§ EXCERPTED TEXT
▶

Returns: Response with model-generated content and citations

Setup

Personal Access Token

Create an OpenAI API key with access to the required models:

  1. Go to OpenAI API Keys
  2. Create a new API key
  3. Copy the generated key

Usage with Claude Desktop

To use this with Claude Desktop, add the following to your claude_desktop_config.json:

Using NPX

{
  "mcpServers": {
    "websearch": {
      "command": "npx",
      "args": [
        "-y",
        "openai-websearch-mcp"
      ],
      "env": {
        "OPENAI_API_KEY": "<YOUR_OPENAI_API_KEY>"
      }
    }
  }
}

Using Docker

Pull the image from the GitHub Container Registry (ghrc.io): OpenAI WebSearch MCP

docker pull ghcr.io/tiovikram/openai-websearch-mcp
docker tag ghcr.io/tiovikram/openai-websearch-mcp openai-websearch-mcp
{
  "mcpServers": {
    "websearch": {
      "command": "docker",
      "args": [
        "run",
        "-i",
        "--rm",
        "-e",
        "OPENAI_API_KEY",
        "openai-websearch-mcp"
      ],
      "env": {
        "OPENAI_API_KEY": "<YOUR_OPENAI_API_KEY>"

◀

§ INPUT DATA
▶

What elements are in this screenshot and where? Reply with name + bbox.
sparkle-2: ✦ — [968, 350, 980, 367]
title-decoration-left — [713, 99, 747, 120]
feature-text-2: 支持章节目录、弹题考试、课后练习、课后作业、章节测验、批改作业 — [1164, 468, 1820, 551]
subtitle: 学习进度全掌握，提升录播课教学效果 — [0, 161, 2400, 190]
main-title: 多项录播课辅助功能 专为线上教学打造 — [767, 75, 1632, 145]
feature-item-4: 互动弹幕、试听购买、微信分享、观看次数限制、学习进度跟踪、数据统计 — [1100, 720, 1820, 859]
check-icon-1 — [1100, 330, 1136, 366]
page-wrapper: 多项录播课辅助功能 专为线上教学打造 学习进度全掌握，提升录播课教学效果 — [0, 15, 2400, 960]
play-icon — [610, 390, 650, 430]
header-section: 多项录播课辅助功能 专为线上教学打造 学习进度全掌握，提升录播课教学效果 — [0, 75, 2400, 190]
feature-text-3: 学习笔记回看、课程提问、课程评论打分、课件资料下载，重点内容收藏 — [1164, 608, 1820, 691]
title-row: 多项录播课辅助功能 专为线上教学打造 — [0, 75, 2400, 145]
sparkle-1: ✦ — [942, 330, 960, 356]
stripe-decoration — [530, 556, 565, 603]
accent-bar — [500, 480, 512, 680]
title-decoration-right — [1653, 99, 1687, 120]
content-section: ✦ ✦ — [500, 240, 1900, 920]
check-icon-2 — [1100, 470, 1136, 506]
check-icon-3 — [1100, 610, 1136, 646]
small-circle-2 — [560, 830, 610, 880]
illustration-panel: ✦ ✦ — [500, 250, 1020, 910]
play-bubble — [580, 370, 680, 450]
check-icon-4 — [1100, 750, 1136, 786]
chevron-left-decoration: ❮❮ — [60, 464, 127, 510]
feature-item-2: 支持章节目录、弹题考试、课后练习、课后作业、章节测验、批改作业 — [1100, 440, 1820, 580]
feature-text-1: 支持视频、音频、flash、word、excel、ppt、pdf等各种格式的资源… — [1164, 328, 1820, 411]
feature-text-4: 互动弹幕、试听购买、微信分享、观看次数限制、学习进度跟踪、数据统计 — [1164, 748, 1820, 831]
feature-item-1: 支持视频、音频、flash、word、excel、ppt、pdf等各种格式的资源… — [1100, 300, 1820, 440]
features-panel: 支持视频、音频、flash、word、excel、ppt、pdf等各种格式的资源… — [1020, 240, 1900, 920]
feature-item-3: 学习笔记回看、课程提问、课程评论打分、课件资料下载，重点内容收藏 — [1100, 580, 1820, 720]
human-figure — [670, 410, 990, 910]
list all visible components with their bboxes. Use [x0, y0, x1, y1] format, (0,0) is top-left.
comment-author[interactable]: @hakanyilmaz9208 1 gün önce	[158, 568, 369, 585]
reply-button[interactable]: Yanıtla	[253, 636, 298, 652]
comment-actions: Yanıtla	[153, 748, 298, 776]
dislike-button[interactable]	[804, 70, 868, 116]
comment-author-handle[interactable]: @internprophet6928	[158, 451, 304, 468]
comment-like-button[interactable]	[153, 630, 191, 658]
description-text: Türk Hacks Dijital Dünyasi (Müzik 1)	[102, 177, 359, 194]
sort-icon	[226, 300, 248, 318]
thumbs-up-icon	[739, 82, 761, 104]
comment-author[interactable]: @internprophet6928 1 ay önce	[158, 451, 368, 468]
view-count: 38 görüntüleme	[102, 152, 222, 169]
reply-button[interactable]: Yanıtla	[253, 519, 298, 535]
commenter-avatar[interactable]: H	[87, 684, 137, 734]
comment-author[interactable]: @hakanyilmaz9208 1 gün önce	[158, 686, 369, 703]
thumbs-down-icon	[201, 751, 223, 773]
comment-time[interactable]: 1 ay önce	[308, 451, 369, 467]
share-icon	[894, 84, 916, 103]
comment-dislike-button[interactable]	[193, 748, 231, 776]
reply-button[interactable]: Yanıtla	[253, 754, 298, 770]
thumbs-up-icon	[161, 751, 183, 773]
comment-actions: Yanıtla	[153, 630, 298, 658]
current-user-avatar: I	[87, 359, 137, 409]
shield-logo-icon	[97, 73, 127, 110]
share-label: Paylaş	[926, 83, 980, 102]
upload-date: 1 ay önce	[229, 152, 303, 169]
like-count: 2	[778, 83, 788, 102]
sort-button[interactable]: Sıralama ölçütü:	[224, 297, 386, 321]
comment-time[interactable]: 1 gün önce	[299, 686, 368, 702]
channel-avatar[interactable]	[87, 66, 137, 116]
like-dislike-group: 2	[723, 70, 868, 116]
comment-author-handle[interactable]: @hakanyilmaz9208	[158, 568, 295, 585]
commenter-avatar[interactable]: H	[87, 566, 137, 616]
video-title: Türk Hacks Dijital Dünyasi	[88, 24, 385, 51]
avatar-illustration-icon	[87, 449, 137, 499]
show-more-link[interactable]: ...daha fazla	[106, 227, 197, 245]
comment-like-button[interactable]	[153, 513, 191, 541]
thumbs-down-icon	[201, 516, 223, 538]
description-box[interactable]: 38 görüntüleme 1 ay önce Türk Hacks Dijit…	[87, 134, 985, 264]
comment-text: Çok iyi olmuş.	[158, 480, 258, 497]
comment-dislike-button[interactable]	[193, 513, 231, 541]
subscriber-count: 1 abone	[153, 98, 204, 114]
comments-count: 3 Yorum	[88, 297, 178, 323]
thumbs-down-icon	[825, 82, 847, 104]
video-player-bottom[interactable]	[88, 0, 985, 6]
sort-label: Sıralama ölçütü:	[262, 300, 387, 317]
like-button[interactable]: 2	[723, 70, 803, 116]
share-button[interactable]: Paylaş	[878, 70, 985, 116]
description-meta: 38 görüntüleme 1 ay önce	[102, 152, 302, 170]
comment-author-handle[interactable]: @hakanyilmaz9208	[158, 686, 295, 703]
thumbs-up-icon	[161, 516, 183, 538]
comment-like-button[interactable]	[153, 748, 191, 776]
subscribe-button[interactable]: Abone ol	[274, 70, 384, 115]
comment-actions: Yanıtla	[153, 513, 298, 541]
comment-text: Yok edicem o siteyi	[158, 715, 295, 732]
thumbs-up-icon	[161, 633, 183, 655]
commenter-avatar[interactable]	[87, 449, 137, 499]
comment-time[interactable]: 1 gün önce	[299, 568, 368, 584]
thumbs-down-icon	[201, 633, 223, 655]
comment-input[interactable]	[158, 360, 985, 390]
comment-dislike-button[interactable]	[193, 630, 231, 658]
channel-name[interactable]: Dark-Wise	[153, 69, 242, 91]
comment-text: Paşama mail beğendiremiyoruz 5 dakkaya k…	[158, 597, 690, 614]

◀

§ EXERCISE TASKS
- 1) Put this sentence from the MCP setup text into Spanish: "Create an OpenAI API key with access to the required models:"
- 2) According to the MCP setup text, which file do you add the configuration to when using it with Claude Desktop?
- 3) Carry on the MCP setup text from its final line onward.

§ ANSWERS BY ITEM NUMBER
- 1) Crea una clave de API de OpenAI con acceso a los modelos requeridos:

- 2) claude_desktop_config.json

- 3)
      }
    }
  }
}

Examples

Basic Web Search

// Using web_search_chat_completion
const result = await agent.callTool("web_search_chat_completion", {
  model: "gpt-4o-search-preview",
  messages: [
	{ role: "user", content: "What are the latest AI advancements this month?"
}
  ]
});

Location-Specific Search

// Search with location context
const result = await agent.callTool("web_search_chat_completion", {
  model: "gpt-4o-search-preview",
  web_search_options: {
    user_location: {
      type: "approximate",
      approximate: {
        country: "GB",
        city: "London",
        region: "London"
      }
    }
  },
  messages: [
	{ role: "user", content: "What are the best restaurants around Granary
Square?" }
  ]
});

Adjusting Search Context Size

// Using lower context size for faster, cheaper results
const result = await agent.callTool("web_search_chat_completion", {
  model: "gpt-4o-search-preview",
  web_search_options: {
    search_context_size: "low"
  },
  messages: [
    { role: "user", content: "What movie won best picture in 2025?" }
  ]
});

Conditional Search with Responses API

// Using web_search_responses for conditional search
const result = await agent.callTool("web_search_responses", {
  model: "gpt-4o",
  tools: [
    {
      type: "web_search_preview",
      web_search_preview: {
        search_context_size: "medium",
        user_location: {
          type: "approximate",
          approximate: {
            country: "US",
            city: "New York"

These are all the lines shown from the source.